**Task details**
Select the lines of the records containing the word "document" and list them.

**Recorded data**
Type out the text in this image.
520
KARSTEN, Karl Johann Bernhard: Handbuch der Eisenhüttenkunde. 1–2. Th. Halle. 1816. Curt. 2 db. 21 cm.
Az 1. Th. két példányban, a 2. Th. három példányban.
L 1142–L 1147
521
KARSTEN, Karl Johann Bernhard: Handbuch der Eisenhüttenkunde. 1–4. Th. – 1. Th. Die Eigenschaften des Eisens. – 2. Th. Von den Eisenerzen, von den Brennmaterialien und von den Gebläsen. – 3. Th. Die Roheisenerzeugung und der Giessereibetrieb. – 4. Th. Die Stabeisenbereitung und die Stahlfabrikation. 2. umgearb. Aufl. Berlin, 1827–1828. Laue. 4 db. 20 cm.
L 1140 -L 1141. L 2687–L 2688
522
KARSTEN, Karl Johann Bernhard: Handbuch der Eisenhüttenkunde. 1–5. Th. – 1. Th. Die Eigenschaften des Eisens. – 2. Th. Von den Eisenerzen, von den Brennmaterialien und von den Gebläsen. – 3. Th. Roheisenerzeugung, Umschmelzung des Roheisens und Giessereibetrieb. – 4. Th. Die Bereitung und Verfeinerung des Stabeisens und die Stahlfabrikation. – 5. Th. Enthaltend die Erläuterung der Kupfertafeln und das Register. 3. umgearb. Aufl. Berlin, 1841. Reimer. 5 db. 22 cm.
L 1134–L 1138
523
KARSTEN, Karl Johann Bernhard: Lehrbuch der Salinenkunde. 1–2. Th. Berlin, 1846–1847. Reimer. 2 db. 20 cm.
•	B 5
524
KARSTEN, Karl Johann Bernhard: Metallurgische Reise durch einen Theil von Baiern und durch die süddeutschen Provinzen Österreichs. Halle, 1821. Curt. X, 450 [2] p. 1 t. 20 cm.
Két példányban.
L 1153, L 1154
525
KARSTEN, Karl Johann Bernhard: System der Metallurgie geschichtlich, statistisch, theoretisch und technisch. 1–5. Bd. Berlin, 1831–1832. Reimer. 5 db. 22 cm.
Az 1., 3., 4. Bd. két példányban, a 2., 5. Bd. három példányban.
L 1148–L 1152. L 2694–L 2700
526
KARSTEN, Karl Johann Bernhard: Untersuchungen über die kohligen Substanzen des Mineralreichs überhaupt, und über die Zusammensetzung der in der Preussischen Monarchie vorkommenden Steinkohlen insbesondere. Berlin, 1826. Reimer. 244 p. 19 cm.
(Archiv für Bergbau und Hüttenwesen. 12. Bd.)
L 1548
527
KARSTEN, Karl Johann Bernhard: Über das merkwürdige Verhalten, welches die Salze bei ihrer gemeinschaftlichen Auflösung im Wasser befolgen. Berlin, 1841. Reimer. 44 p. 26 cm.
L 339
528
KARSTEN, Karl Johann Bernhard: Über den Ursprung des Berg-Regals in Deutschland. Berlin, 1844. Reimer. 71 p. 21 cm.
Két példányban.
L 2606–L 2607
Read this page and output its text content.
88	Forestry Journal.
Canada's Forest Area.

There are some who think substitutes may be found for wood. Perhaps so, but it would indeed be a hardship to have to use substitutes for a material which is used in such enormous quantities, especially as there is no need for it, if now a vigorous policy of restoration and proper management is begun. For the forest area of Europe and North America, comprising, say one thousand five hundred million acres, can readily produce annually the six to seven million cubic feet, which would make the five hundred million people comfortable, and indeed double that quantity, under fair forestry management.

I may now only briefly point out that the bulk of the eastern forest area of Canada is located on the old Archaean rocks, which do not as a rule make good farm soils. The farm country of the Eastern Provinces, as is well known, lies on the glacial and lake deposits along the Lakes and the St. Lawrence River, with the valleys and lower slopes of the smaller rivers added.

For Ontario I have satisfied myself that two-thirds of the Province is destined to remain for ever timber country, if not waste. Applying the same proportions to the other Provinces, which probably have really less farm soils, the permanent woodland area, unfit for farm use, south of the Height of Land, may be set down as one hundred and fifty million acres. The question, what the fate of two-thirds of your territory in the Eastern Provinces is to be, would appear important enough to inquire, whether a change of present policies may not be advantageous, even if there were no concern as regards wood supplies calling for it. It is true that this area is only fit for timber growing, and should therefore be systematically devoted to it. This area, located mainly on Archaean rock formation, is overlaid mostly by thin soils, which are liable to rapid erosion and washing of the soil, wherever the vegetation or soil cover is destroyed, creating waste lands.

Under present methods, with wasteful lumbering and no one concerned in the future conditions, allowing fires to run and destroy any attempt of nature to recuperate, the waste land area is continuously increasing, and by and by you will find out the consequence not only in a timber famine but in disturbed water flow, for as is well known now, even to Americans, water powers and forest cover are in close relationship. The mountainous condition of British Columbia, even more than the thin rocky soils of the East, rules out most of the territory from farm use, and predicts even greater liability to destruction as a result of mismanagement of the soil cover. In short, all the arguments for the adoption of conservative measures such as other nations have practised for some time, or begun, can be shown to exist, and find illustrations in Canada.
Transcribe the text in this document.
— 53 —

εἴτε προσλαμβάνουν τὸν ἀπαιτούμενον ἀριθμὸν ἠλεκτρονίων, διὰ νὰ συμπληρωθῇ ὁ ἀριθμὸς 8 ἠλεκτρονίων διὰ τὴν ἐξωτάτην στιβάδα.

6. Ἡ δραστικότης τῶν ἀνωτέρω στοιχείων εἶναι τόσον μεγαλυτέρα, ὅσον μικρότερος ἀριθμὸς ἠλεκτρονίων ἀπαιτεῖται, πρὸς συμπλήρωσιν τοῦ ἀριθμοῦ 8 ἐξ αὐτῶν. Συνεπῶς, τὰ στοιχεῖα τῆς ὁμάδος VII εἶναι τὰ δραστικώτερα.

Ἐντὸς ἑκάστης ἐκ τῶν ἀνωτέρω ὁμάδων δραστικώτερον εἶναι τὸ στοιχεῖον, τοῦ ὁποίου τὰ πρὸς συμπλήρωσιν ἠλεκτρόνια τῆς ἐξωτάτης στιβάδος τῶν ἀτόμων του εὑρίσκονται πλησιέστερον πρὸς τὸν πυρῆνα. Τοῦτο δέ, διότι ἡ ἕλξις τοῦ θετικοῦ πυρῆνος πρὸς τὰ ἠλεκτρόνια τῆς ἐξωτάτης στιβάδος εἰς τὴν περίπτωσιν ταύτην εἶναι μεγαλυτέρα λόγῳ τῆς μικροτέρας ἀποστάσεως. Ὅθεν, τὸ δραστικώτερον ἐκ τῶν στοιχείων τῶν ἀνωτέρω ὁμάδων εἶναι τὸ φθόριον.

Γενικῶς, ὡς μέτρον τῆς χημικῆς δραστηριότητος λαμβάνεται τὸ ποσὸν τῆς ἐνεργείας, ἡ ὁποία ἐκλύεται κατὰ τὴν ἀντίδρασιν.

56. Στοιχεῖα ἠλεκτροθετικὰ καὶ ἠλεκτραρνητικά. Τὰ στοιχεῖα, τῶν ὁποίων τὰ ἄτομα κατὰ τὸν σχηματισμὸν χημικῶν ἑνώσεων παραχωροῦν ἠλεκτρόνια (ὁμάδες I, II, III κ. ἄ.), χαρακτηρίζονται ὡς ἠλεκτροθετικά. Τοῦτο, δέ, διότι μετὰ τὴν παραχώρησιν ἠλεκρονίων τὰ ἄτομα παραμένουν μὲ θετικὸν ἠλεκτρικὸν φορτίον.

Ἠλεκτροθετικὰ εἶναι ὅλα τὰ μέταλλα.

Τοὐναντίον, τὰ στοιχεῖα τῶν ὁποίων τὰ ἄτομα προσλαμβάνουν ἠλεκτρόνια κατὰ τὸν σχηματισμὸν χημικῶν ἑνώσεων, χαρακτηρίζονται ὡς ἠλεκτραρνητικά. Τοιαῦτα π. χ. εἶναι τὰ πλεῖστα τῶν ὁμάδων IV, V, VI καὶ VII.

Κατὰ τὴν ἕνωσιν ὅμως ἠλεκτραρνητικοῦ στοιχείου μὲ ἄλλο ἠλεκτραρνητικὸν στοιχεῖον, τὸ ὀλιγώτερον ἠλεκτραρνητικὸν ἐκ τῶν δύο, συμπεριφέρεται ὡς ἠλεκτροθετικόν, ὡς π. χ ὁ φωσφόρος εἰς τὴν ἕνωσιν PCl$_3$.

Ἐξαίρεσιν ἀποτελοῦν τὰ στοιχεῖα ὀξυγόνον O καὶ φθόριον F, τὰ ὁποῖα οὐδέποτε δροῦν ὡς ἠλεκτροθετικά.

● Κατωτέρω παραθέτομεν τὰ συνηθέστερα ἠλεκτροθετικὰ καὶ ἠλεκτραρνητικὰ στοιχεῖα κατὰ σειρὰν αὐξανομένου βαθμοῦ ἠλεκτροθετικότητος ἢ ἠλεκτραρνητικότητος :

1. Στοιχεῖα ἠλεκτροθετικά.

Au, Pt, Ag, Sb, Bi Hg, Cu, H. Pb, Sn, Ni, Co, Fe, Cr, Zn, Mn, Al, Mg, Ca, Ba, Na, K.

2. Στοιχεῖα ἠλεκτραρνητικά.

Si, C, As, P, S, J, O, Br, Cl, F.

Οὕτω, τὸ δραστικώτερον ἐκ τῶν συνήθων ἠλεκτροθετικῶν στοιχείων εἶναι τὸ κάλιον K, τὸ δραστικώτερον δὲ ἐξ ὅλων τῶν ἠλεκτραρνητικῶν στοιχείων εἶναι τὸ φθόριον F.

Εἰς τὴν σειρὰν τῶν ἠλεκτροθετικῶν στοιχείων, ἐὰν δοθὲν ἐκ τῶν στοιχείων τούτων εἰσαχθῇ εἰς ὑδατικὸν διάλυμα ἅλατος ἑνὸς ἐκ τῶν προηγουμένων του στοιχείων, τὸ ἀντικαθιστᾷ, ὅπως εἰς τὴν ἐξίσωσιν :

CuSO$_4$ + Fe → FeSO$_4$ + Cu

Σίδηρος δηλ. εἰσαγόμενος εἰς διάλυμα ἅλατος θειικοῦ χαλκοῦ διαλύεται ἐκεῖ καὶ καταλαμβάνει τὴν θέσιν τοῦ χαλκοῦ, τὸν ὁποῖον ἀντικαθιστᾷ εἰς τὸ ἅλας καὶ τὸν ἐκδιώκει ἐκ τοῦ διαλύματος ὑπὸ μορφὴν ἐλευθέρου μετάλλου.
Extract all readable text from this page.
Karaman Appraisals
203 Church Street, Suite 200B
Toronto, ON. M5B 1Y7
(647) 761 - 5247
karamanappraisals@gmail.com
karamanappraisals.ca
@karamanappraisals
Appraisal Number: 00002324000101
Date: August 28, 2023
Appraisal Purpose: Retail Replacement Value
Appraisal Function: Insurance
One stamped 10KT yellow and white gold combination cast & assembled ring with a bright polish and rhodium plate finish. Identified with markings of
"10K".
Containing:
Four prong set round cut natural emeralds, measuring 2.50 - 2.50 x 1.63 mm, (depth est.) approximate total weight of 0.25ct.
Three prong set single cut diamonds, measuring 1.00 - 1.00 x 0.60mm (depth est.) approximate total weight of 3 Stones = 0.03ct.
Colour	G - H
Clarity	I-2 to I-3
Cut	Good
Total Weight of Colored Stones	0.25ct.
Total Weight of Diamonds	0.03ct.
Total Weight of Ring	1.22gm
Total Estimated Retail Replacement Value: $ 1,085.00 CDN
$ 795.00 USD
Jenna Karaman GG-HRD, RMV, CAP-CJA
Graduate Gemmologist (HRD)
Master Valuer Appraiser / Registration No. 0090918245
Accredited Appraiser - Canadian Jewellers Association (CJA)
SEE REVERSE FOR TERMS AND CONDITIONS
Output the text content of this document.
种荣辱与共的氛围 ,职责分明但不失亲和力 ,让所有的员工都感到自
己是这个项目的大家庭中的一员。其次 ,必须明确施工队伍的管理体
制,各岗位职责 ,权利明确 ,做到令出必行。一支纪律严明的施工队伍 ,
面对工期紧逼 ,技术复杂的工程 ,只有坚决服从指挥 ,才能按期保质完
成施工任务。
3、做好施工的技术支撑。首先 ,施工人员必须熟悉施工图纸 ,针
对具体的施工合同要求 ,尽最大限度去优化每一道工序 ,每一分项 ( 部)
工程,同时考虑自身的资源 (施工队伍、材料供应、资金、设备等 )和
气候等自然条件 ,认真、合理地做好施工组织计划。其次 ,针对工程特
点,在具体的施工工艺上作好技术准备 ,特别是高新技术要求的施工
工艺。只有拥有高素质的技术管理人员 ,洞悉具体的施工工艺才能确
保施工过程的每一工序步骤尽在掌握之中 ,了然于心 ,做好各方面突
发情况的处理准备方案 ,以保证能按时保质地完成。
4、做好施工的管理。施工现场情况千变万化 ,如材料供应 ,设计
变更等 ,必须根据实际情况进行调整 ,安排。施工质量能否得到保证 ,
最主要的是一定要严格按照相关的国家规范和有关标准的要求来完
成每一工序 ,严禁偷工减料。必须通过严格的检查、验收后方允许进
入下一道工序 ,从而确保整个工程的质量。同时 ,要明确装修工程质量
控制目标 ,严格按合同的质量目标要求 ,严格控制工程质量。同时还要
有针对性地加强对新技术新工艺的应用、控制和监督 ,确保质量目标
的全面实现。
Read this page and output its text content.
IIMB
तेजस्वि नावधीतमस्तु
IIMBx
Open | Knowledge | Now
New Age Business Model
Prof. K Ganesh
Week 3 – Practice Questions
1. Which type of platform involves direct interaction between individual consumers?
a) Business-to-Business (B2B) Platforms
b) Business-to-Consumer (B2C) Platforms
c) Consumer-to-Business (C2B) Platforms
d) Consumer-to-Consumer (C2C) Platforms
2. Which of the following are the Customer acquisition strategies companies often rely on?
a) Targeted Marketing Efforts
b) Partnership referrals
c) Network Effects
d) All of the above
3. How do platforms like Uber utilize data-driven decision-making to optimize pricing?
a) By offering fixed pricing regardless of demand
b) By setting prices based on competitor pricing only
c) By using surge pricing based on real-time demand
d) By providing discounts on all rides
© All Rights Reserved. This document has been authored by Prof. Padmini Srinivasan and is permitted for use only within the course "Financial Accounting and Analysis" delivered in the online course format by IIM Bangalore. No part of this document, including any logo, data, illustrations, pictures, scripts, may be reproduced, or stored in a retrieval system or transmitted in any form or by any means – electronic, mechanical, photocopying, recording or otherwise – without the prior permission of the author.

**Task response**
Transcribe the text in this document.
Output the text content of this document.
© All Rights Reserved. This document has been authored by Prof. Padmini Srinivasan and is permitted for use only within the course "Financial Accounting and Analysis" delivered in the online course format by IIM Bangalore. No part of this document, including any logo, data, illustrations, pictures, scripts, may be reproduced, or stored in a retrieval system or transmitted in any form or by any means – electronic, mechanical, photocopying, recording or otherwise – without the prior permission of the author.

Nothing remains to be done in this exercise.